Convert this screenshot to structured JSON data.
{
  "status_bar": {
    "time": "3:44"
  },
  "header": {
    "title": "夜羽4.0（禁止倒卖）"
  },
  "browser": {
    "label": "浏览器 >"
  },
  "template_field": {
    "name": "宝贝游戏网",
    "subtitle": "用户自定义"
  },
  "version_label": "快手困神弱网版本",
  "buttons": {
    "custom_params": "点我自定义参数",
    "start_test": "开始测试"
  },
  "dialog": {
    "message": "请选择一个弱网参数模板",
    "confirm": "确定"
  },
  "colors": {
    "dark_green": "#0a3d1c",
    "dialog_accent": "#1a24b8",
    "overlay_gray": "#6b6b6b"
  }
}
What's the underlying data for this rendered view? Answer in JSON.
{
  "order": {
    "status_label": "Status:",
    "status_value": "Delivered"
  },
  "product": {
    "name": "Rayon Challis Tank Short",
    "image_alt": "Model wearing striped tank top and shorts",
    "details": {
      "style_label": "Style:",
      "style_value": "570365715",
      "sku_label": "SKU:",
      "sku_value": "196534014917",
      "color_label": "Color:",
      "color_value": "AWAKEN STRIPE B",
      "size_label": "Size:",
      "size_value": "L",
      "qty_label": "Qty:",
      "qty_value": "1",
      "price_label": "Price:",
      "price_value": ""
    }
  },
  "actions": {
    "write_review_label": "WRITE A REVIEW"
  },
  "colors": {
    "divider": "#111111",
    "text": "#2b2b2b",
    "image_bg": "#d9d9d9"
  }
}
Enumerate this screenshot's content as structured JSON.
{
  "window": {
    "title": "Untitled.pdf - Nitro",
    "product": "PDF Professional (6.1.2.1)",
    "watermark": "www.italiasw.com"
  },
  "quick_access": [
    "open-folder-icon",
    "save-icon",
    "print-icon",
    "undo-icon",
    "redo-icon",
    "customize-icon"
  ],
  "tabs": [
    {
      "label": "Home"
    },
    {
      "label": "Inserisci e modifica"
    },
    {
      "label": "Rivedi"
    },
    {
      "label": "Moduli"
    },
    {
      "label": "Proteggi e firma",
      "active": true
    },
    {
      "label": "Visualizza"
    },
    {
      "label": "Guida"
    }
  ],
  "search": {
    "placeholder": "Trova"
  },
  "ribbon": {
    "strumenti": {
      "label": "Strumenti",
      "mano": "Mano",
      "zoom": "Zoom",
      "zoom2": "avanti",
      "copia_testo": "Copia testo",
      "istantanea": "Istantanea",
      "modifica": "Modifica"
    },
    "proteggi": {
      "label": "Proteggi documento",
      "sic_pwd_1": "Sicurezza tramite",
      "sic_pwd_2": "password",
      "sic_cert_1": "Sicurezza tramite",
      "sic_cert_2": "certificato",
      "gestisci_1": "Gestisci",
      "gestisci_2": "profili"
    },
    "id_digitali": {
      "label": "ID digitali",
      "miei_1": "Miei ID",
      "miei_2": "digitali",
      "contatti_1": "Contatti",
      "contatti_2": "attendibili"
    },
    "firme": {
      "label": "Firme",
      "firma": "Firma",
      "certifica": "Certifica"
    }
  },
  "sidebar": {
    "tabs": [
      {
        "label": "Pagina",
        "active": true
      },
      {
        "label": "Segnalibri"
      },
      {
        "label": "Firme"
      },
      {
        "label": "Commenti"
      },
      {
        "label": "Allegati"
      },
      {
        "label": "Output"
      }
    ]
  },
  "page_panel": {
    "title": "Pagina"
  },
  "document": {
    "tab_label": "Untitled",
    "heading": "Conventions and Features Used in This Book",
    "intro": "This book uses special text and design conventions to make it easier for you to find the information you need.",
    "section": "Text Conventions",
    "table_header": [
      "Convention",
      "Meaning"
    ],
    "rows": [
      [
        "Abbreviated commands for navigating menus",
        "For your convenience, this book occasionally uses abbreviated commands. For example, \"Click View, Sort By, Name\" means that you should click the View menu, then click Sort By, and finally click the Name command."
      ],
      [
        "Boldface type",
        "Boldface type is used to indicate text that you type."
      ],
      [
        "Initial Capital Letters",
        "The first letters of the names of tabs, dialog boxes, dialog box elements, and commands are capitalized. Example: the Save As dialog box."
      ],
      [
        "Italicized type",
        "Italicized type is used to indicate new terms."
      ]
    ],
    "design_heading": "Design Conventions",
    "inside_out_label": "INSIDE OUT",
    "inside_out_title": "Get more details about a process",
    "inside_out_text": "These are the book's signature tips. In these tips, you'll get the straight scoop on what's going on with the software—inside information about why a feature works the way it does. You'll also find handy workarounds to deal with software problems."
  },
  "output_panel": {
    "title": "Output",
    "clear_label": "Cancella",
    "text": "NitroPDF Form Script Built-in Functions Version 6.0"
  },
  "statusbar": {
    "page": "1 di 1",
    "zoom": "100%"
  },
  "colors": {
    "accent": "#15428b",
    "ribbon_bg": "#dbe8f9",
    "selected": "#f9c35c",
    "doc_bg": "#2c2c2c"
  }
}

※ ※ ※

List all lines from the entries that include the word "Italicized".

__Reply__.
        "Italicized type",
        "Italicized type is used to indicate new terms."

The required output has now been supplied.